* What you have to do: Please find all lines in the data that hold the string "name" and copy them.

Chart and figure data:
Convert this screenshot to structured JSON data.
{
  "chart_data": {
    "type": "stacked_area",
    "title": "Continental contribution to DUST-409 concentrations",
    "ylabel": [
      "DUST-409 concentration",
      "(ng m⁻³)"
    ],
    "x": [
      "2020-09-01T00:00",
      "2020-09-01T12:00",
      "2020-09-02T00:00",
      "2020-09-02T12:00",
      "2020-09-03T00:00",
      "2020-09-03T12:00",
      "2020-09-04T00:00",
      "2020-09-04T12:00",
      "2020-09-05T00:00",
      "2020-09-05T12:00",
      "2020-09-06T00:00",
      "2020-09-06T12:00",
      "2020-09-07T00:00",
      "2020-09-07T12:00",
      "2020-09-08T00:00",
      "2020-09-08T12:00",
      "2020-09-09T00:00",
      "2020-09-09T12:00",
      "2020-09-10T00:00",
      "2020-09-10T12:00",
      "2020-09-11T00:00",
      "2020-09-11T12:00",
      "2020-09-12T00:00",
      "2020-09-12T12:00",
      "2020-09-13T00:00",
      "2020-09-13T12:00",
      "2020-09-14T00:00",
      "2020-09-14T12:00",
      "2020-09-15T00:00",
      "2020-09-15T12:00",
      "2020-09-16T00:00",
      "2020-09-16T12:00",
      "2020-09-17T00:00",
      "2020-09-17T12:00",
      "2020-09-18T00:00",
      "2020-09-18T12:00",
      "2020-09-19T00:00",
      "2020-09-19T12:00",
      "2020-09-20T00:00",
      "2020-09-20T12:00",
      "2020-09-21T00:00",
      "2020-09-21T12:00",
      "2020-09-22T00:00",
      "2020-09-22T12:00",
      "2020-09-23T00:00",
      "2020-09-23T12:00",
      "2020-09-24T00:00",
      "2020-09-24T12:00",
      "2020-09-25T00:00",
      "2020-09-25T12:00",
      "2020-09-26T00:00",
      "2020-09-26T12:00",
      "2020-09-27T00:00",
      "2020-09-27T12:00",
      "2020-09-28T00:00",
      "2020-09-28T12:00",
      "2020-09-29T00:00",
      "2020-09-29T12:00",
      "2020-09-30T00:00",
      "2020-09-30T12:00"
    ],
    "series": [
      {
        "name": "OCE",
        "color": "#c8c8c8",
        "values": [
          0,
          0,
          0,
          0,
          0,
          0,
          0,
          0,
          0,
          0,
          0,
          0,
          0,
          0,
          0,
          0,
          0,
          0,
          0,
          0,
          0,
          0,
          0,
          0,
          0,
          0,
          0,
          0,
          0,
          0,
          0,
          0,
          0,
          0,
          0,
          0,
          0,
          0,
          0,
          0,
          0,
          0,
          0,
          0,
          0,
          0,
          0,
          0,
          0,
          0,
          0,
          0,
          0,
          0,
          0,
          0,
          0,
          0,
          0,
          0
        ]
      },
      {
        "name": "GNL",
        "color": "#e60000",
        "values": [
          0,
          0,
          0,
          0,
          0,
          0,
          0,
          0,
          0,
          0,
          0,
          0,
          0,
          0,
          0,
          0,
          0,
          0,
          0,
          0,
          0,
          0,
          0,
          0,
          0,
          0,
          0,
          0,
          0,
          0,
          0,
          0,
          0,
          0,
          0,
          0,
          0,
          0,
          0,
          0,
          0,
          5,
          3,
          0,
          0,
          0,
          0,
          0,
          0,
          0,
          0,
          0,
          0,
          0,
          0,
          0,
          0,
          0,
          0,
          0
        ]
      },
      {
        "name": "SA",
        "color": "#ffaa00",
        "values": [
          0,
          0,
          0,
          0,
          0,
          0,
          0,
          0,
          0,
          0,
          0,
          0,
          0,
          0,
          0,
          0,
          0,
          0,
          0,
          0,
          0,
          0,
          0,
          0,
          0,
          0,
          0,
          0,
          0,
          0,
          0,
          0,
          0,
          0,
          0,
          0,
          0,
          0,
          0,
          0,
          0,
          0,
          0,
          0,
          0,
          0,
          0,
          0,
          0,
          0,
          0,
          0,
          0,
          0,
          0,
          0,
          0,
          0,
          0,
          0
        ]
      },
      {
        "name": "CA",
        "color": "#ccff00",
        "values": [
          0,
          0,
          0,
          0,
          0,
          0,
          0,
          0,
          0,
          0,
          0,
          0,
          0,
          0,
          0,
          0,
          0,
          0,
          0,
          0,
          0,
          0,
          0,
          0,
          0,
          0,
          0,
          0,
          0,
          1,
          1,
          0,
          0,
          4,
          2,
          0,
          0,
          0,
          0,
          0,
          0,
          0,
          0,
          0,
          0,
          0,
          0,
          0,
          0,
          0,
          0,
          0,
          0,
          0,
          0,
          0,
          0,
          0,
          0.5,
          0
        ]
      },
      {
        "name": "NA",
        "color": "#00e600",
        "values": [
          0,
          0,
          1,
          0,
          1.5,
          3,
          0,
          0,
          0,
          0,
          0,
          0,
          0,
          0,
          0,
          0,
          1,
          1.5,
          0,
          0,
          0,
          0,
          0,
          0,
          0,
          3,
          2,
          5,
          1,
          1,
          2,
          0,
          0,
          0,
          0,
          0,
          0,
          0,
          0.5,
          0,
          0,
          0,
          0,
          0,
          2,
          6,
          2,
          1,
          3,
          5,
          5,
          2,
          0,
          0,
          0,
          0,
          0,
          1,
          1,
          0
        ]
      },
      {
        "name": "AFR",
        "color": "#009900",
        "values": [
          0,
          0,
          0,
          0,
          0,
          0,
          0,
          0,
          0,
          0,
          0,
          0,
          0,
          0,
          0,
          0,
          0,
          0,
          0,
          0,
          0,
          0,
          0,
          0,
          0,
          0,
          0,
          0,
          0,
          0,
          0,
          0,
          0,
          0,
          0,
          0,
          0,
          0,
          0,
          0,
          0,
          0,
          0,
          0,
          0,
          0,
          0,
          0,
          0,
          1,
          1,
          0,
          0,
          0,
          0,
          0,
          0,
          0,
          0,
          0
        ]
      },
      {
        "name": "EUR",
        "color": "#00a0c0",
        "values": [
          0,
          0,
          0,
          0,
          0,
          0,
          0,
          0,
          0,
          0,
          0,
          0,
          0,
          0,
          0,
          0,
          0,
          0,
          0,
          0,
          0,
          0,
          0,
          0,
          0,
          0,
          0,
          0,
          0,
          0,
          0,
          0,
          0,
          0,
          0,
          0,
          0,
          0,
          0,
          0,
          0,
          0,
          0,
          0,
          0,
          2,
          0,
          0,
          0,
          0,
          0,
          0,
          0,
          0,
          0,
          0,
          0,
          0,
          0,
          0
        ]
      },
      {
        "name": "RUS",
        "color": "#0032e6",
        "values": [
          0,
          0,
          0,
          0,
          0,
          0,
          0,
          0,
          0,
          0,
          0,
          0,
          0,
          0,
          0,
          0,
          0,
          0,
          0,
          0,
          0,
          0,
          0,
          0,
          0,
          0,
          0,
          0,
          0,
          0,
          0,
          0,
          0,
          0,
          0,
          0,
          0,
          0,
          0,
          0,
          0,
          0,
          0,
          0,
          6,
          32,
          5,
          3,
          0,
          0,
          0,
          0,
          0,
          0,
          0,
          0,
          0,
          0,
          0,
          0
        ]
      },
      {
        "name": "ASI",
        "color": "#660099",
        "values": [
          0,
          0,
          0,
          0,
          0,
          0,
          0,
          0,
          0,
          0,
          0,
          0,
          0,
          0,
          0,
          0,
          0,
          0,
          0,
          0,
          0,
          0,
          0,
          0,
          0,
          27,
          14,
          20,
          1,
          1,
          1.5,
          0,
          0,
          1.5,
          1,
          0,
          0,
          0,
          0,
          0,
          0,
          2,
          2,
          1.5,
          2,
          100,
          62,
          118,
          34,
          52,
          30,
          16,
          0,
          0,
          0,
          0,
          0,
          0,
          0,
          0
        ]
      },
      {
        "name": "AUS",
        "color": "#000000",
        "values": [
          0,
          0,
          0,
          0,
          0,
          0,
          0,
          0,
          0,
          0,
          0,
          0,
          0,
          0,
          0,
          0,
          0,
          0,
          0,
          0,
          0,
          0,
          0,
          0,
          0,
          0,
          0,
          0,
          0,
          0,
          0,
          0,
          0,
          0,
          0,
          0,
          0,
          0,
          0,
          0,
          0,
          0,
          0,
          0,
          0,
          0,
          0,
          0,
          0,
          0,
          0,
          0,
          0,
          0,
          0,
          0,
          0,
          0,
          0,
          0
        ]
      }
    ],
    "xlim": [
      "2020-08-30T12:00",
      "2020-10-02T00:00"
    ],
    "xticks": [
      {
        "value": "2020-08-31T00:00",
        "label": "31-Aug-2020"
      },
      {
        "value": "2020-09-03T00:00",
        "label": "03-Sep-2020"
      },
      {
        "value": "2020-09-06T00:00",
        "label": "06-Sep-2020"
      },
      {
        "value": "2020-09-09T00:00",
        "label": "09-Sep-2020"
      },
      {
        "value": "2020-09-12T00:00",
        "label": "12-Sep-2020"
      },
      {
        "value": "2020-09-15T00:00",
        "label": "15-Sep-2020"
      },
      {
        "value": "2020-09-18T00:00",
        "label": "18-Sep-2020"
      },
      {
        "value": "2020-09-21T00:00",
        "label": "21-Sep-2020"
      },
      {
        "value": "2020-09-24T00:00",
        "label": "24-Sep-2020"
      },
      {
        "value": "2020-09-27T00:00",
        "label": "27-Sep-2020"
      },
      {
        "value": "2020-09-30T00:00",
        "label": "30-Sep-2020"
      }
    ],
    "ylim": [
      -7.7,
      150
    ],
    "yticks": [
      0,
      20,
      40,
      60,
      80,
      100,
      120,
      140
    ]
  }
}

* Exercise result:
        "name": "OCE",
        "name": "GNL",
        "name": "SA",
        "name": "CA",
        "name": "NA",
        "name": "AFR",
        "name": "EUR",
        "name": "RUS",
        "name": "ASI",
        "name": "AUS",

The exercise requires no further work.